◆ **Task prompt**
For the records below, give the count of lines holding the word "JSON" and nothing more.
----
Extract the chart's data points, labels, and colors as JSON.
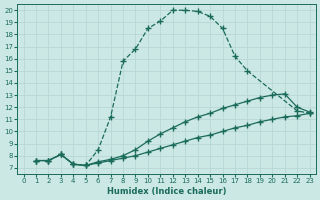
{
  "xlabel": "Humidex (Indice chaleur)",
  "bg_color": "#cce8e5",
  "line_color": "#1a6b5a",
  "grid_color": "#b8d8d5",
  "xlim": [
    -0.5,
    23.5
  ],
  "ylim": [
    6.5,
    20.5
  ],
  "xticks": [
    0,
    1,
    2,
    3,
    4,
    5,
    6,
    7,
    8,
    9,
    10,
    11,
    12,
    13,
    14,
    15,
    16,
    17,
    18,
    19,
    20,
    21,
    22,
    23
  ],
  "yticks": [
    7,
    8,
    9,
    10,
    11,
    12,
    13,
    14,
    15,
    16,
    17,
    18,
    19,
    20
  ],
  "bell_x": [
    1,
    2,
    3,
    4,
    5,
    6,
    7,
    8,
    9,
    10,
    11,
    12,
    13,
    14,
    15,
    16,
    17,
    18,
    22,
    23
  ],
  "bell_y": [
    7.6,
    7.6,
    8.1,
    7.3,
    7.2,
    8.5,
    11.2,
    15.8,
    16.8,
    18.5,
    19.1,
    20.0,
    20.0,
    19.9,
    19.5,
    18.5,
    16.2,
    15.0,
    11.7,
    11.5
  ],
  "mid_x": [
    1,
    2,
    3,
    4,
    5,
    6,
    7,
    8,
    9,
    10,
    11,
    12,
    13,
    14,
    15,
    16,
    17,
    18,
    19,
    20,
    21,
    22,
    23
  ],
  "mid_y": [
    7.6,
    7.6,
    8.1,
    7.3,
    7.2,
    7.5,
    7.7,
    8.0,
    8.5,
    9.2,
    9.8,
    10.3,
    10.8,
    11.2,
    11.5,
    11.9,
    12.2,
    12.5,
    12.8,
    13.0,
    13.1,
    12.0,
    11.6
  ],
  "low_x": [
    1,
    2,
    3,
    4,
    5,
    6,
    7,
    8,
    9,
    10,
    11,
    12,
    13,
    14,
    15,
    16,
    17,
    18,
    19,
    20,
    21,
    22,
    23
  ],
  "low_y": [
    7.6,
    7.6,
    8.1,
    7.3,
    7.2,
    7.4,
    7.6,
    7.8,
    8.0,
    8.3,
    8.6,
    8.9,
    9.2,
    9.5,
    9.7,
    10.0,
    10.3,
    10.5,
    10.8,
    11.0,
    11.2,
    11.3,
    11.5
  ]
}
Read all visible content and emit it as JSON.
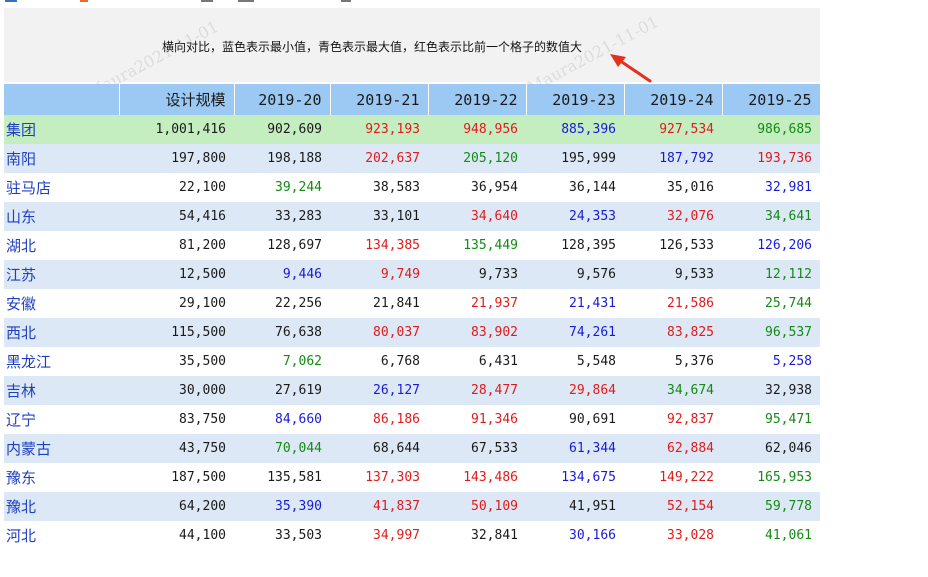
{
  "note": "横向对比，蓝色表示最小值，青色表示最大值，红色表示比前一个格子的数值大",
  "watermark": "Maura2021-11-01",
  "colors": {
    "header_bg": "#9cc9f4",
    "total_bg": "#c4eec0",
    "even_row_bg": "#dce8f6",
    "red": "#e01b1b",
    "green": "#138a13",
    "blue": "#1a1ad6",
    "black": "#1a1a1a",
    "region_text": "#1f3fc1"
  },
  "table": {
    "headers": [
      "",
      "设计规模",
      "2019-20",
      "2019-21",
      "2019-22",
      "2019-23",
      "2019-24",
      "2019-25"
    ],
    "rows": [
      {
        "name": "集团",
        "values": [
          "1,001,416",
          "902,609",
          "923,193",
          "948,956",
          "885,396",
          "927,534",
          "986,685"
        ],
        "colors": [
          "k",
          "k",
          "r",
          "r",
          "b",
          "r",
          "g"
        ]
      },
      {
        "name": "南阳",
        "values": [
          "197,800",
          "198,188",
          "202,637",
          "205,120",
          "195,999",
          "187,792",
          "193,736"
        ],
        "colors": [
          "k",
          "k",
          "r",
          "g",
          "k",
          "b",
          "r"
        ]
      },
      {
        "name": "驻马店",
        "values": [
          "22,100",
          "39,244",
          "38,583",
          "36,954",
          "36,144",
          "35,016",
          "32,981"
        ],
        "colors": [
          "k",
          "g",
          "k",
          "k",
          "k",
          "k",
          "b"
        ]
      },
      {
        "name": "山东",
        "values": [
          "54,416",
          "33,283",
          "33,101",
          "34,640",
          "24,353",
          "32,076",
          "34,641"
        ],
        "colors": [
          "k",
          "k",
          "k",
          "r",
          "b",
          "r",
          "g"
        ]
      },
      {
        "name": "湖北",
        "values": [
          "81,200",
          "128,697",
          "134,385",
          "135,449",
          "128,395",
          "126,533",
          "126,206"
        ],
        "colors": [
          "k",
          "k",
          "r",
          "g",
          "k",
          "k",
          "b"
        ]
      },
      {
        "name": "江苏",
        "values": [
          "12,500",
          "9,446",
          "9,749",
          "9,733",
          "9,576",
          "9,533",
          "12,112"
        ],
        "colors": [
          "k",
          "b",
          "r",
          "k",
          "k",
          "k",
          "g"
        ]
      },
      {
        "name": "安徽",
        "values": [
          "29,100",
          "22,256",
          "21,841",
          "21,937",
          "21,431",
          "21,586",
          "25,744"
        ],
        "colors": [
          "k",
          "k",
          "k",
          "r",
          "b",
          "r",
          "g"
        ]
      },
      {
        "name": "西北",
        "values": [
          "115,500",
          "76,638",
          "80,037",
          "83,902",
          "74,261",
          "83,825",
          "96,537"
        ],
        "colors": [
          "k",
          "k",
          "r",
          "r",
          "b",
          "r",
          "g"
        ]
      },
      {
        "name": "黑龙江",
        "values": [
          "35,500",
          "7,062",
          "6,768",
          "6,431",
          "5,548",
          "5,376",
          "5,258"
        ],
        "colors": [
          "k",
          "g",
          "k",
          "k",
          "k",
          "k",
          "b"
        ]
      },
      {
        "name": "吉林",
        "values": [
          "30,000",
          "27,619",
          "26,127",
          "28,477",
          "29,864",
          "34,674",
          "32,938"
        ],
        "colors": [
          "k",
          "k",
          "b",
          "r",
          "r",
          "g",
          "k"
        ]
      },
      {
        "name": "辽宁",
        "values": [
          "83,750",
          "84,660",
          "86,186",
          "91,346",
          "90,691",
          "92,837",
          "95,471"
        ],
        "colors": [
          "k",
          "b",
          "r",
          "r",
          "k",
          "r",
          "g"
        ]
      },
      {
        "name": "内蒙古",
        "values": [
          "43,750",
          "70,044",
          "68,644",
          "67,533",
          "61,344",
          "62,884",
          "62,046"
        ],
        "colors": [
          "k",
          "g",
          "k",
          "k",
          "b",
          "r",
          "k"
        ]
      },
      {
        "name": "豫东",
        "values": [
          "187,500",
          "135,581",
          "137,303",
          "143,486",
          "134,675",
          "149,222",
          "165,953"
        ],
        "colors": [
          "k",
          "k",
          "r",
          "r",
          "b",
          "r",
          "g"
        ]
      },
      {
        "name": "豫北",
        "values": [
          "64,200",
          "35,390",
          "41,837",
          "50,109",
          "41,951",
          "52,154",
          "59,778"
        ],
        "colors": [
          "k",
          "b",
          "r",
          "r",
          "k",
          "r",
          "g"
        ]
      },
      {
        "name": "河北",
        "values": [
          "44,100",
          "33,503",
          "34,997",
          "32,841",
          "30,166",
          "33,028",
          "41,061"
        ],
        "colors": [
          "k",
          "k",
          "r",
          "k",
          "b",
          "r",
          "g"
        ]
      }
    ]
  }
}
----
◆ **The answer**
2